**Data for the task**.
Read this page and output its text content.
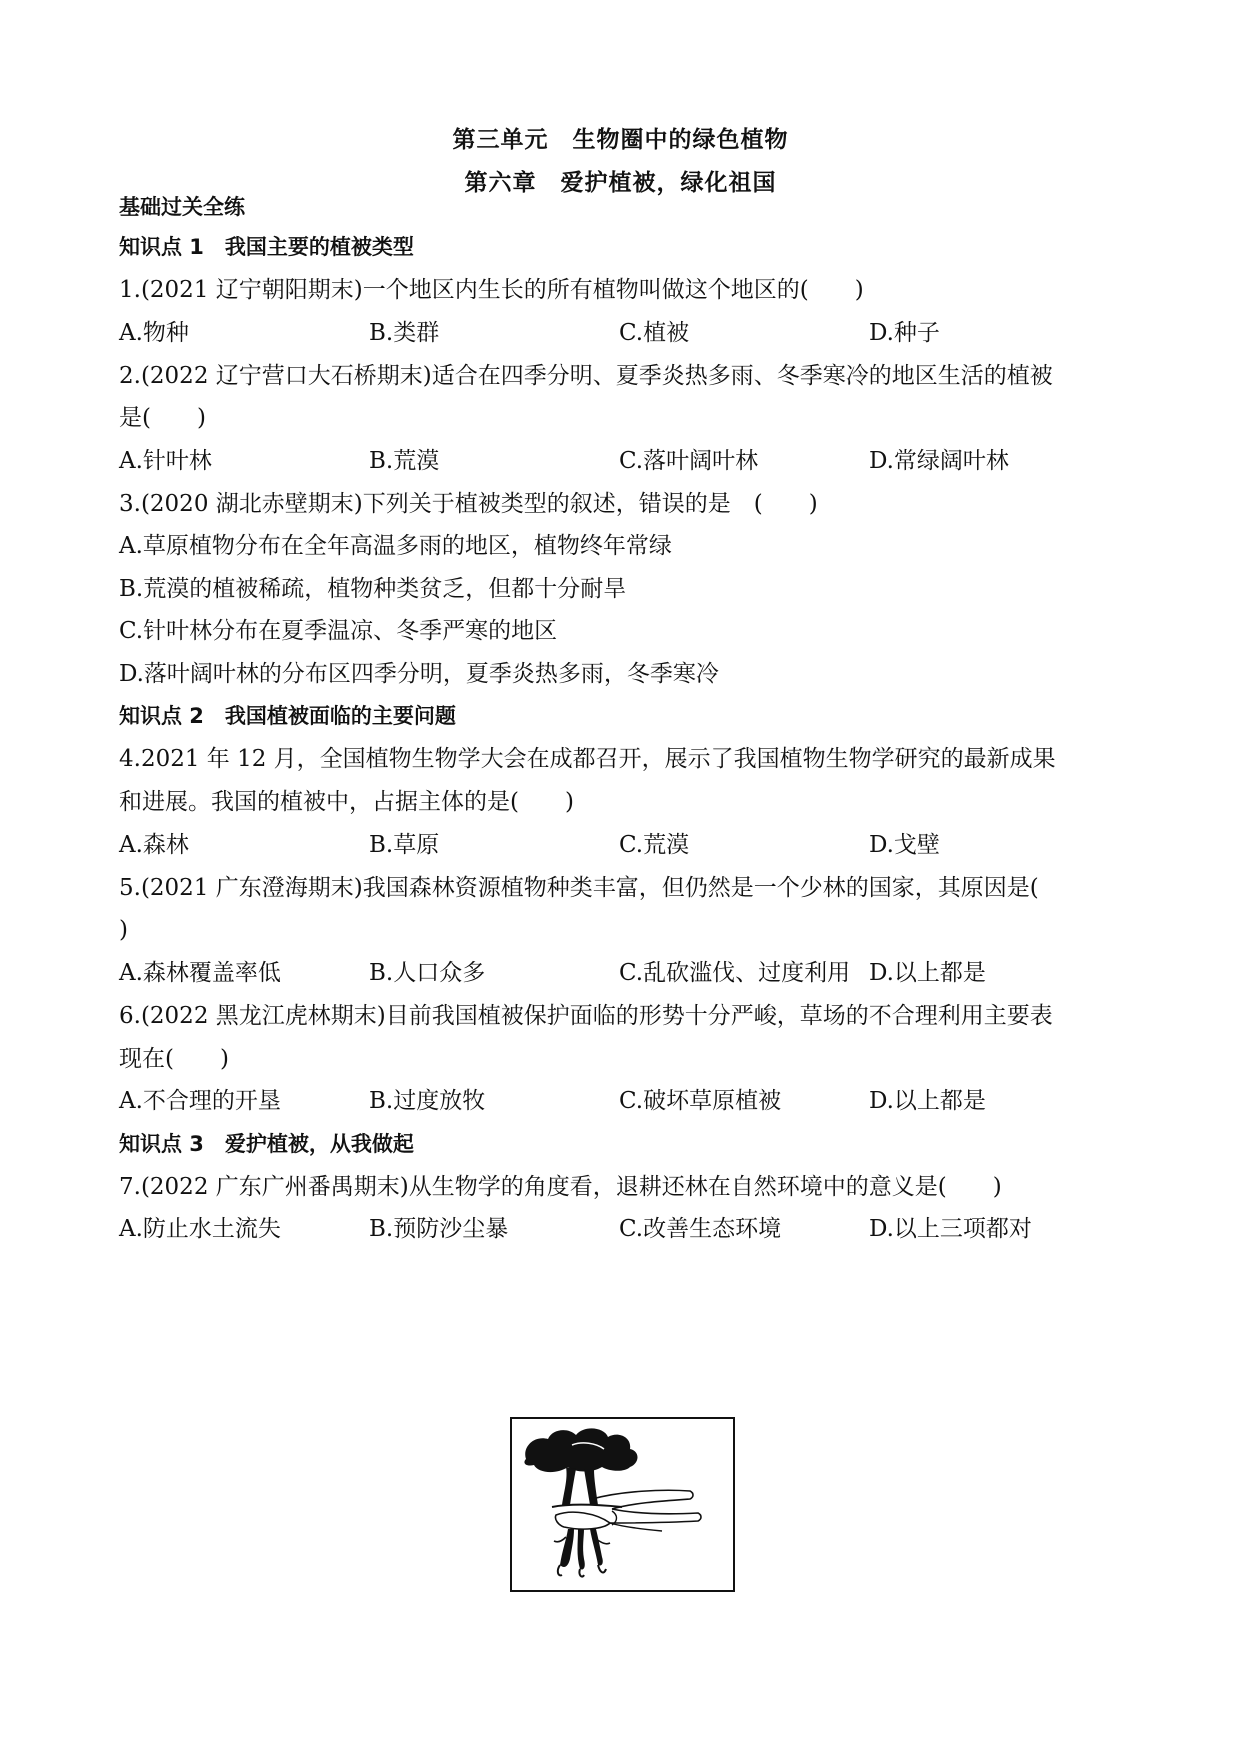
第三单元　生物圈中的绿色植物
第六章　爱护植被，绿化祖国
基础过关全练
知识点 1　我国主要的植被类型
1.(2021 辽宁朝阳期末)一个地区内生长的所有植物叫做这个地区的(　　)
A.物种	B.类群	C.植被	D.种子
2.(2022 辽宁营口大石桥期末)适合在四季分明、夏季炎热多雨、冬季寒冷的地区生活的植被
是(　　)
A.针叶林	B.荒漠	C.落叶阔叶林	D.常绿阔叶林
3.(2020 湖北赤壁期末)下列关于植被类型的叙述，错误的是　(　　)
A.草原植物分布在全年高温多雨的地区，植物终年常绿
B.荒漠的植被稀疏，植物种类贫乏，但都十分耐旱
C.针叶林分布在夏季温凉、冬季严寒的地区
D.落叶阔叶林的分布区四季分明，夏季炎热多雨，冬季寒冷
知识点 2　我国植被面临的主要问题
4.2021 年 12 月，全国植物生物学大会在成都召开，展示了我国植物生物学研究的最新成果
和进展。我国的植被中，占据主体的是(　　)
A.森林	B.草原	C.荒漠	D.戈壁
5.(2021 广东澄海期末)我国森林资源植物种类丰富，但仍然是一个少林的国家，其原因是(
)
A.森林覆盖率低	B.人口众多	C.乱砍滥伐、过度利用 D.以上都是
6.(2022 黑龙江虎林期末)目前我国植被保护面临的形势十分严峻，草场的不合理利用主要表
现在(　　)
A.不合理的开垦	B.过度放牧	C.破坏草原植被	D.以上都是
知识点 3　爱护植被，从我做起
7.(2022 广东广州番禺期末)从生物学的角度看，退耕还林在自然环境中的意义是(　　)
A.防止水土流失	B.预防沙尘暴	C.改善生态环境	D.以上三项都对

**What the exercise asks**.
Exactly reproduce each record, leaving out any pictures.

**Solved exercise**.
Read this page and output its text content.
第三单元　生物圈中的绿色植物
第六章　爱护植被，绿化祖国
基础过关全练
知识点 1　我国主要的植被类型
1.(2021 辽宁朝阳期末)一个地区内生长的所有植物叫做这个地区的(　　)
A.物种	B.类群	C.植被	D.种子
2.(2022 辽宁营口大石桥期末)适合在四季分明、夏季炎热多雨、冬季寒冷的地区生活的植被
是(　　)
A.针叶林	B.荒漠	C.落叶阔叶林	D.常绿阔叶林
3.(2020 湖北赤壁期末)下列关于植被类型的叙述，错误的是　(　　)
A.草原植物分布在全年高温多雨的地区，植物终年常绿
B.荒漠的植被稀疏，植物种类贫乏，但都十分耐旱
C.针叶林分布在夏季温凉、冬季严寒的地区
D.落叶阔叶林的分布区四季分明，夏季炎热多雨，冬季寒冷
知识点 2　我国植被面临的主要问题
4.2021 年 12 月，全国植物生物学大会在成都召开，展示了我国植物生物学研究的最新成果
和进展。我国的植被中，占据主体的是(　　)
A.森林	B.草原	C.荒漠	D.戈壁
5.(2021 广东澄海期末)我国森林资源植物种类丰富，但仍然是一个少林的国家，其原因是(
)
A.森林覆盖率低	B.人口众多	C.乱砍滥伐、过度利用 D.以上都是
6.(2022 黑龙江虎林期末)目前我国植被保护面临的形势十分严峻，草场的不合理利用主要表
现在(　　)
A.不合理的开垦	B.过度放牧	C.破坏草原植被	D.以上都是
知识点 3　爱护植被，从我做起
7.(2022 广东广州番禺期末)从生物学的角度看，退耕还林在自然环境中的意义是(　　)
A.防止水土流失	B.预防沙尘暴	C.改善生态环境	D.以上三项都对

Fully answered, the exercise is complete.